Assigned task 1:
Answer these questions about the essay on migrant workers.
(a) The bus ride was taken from which office?
(b) What does the wall symbolize?
(c) What lunch is named in the section on unity of place?
Assigned task 2: Transcribe a passage from the essay on migrant workers, beginning at the words "Now the moment" and stopping after the words "Unities of Drama.".

Document segment:
------

Now the moment you arrive here,this city assaults your senses.You get thrown into the organised chaos of this place.Its cultural beauty as well as the amazing attraction of its clandestinely lit cities and clear blue lakes lull your senses into ecstasy.But sitting there if you care to look hard enough a very different portrait is held before your eyes.Along with the neat streets and the big power hungry engines roaring beside you on the road,you will often encounter the tired,hungry and hopeless eyes of the migrant workers.And its here that while taking a bus ride from the Banglar Kantha Newspaper office to back home,I reflected on how the life of an migrant follows the course of the the 3 Classical Unities of Drama.


1.UNITY OF TIME.
Well this one is the easiest to relate to because no matter where you have been and whoever you are,at some point in your life you must have faced the Wall.The wall symbolises a dead-end.Its a time in your life when you have no where to go,nothing seems to be working.Whatever pre-augmented plans and actions you had decided upon,it just doesn't seem to be working.The same happens to a migrant worker.Often faced with the bitter and uncomprehending realities of life like hunger,poverty,starvation and diseases,they are compelled to hit the wall.When feeding a family is the utmost challenge then one doesn't and cannot take idealistic moral grounds.Hence knowing that migrating to another country will in no way help them escape their problems,they still pack-up their lives and leave back all things known to start a new life in a foreign land where even if they dedicated all their lives to the betterment of the host-country,they would be still be deprived of the basic necessities of life - hygienic food,proper shelter and and clothing.Once they arrive here they are like a hamster on a wheel,running endlessly behind the mirages of standard living,slowly losing their self respect in front of the monstrous exploitation gnawing at their lives.




2.UNITY OF PLACE.
To a Country embroiled by its own problems,the outer gleam of a foreign country is the same as to a villager on coming across an European.They are too taken aback by the fair skin,the dimpled cheeks,the hazel eyes.It attracts them and consumes them so much so that they often end up as a laughing stock to a bunch of foreigners.The words of the National Anthem "Jaya he,Jaya he.." to the motherland are erased out of memory for a brief period and all that remains is the transfixation that the one feels in the company of the Firangi.And hence our migrant bhais,who have left their homelands,their families,doting wives and aged parents on stepping on foreign ground forget the bucket-list of priorities and get caught up in this Firangi land.Too late do their realise that in the end,a soil akin to us can never belong to us and that no matter whether we are drinking Kopi or having a lunch of Luchi-Alur Dom,we are in fact in foreign land and the people here will be as much an alien to us and our problems as you will be to the problems of a stranger.

------

Bounding box prediction listing:
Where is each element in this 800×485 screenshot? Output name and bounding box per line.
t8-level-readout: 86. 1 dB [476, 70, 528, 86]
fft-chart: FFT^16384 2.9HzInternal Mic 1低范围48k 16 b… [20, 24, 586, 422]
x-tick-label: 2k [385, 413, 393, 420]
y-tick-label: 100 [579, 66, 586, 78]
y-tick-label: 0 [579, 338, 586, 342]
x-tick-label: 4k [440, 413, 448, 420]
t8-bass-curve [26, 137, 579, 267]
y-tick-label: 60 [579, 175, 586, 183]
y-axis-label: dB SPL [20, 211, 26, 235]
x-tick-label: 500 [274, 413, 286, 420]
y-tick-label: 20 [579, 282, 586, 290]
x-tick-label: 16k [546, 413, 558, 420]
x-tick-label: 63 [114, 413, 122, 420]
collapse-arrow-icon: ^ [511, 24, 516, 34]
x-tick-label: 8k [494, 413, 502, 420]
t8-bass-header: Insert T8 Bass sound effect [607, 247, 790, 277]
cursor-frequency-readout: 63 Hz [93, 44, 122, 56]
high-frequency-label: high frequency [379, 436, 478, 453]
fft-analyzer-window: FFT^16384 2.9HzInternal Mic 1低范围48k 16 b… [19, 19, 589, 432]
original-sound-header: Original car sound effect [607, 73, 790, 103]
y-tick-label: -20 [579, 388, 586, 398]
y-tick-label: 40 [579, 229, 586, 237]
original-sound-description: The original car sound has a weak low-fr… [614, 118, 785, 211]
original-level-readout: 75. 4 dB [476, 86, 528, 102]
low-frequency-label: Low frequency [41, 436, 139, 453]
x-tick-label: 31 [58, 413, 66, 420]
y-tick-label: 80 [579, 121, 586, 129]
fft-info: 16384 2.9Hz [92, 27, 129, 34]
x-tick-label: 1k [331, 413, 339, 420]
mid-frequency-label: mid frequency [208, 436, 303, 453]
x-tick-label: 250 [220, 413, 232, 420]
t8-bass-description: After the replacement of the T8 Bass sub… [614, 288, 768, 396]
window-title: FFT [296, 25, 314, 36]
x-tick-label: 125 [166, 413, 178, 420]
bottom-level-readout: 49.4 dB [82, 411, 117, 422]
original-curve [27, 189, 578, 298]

------

Final answer 1:
(a) The Banglar Kantha Newspaper office
(b) A dead-end
(c) Luchi-Alur Dom

Final answer 2:
Now the moment you arrive here,this city assaults your senses.You get thrown into the organised chaos of this place.Its cultural beauty as well as the amazing attraction of its clandestinely lit cities and clear blue lakes lull your senses into ecstasy.But sitting there if you care to look hard enough a very different portrait is held before your eyes.Along with the neat streets and the big power hungry engines roaring beside you on the road,you will often encounter the tired,hungry and hopeless eyes of the migrant workers.And its here that while taking a bus ride from the Banglar Kantha Newspaper office to back home,I reflected on how the life of an migrant follows the course of the the 3 Classical Unities of Drama.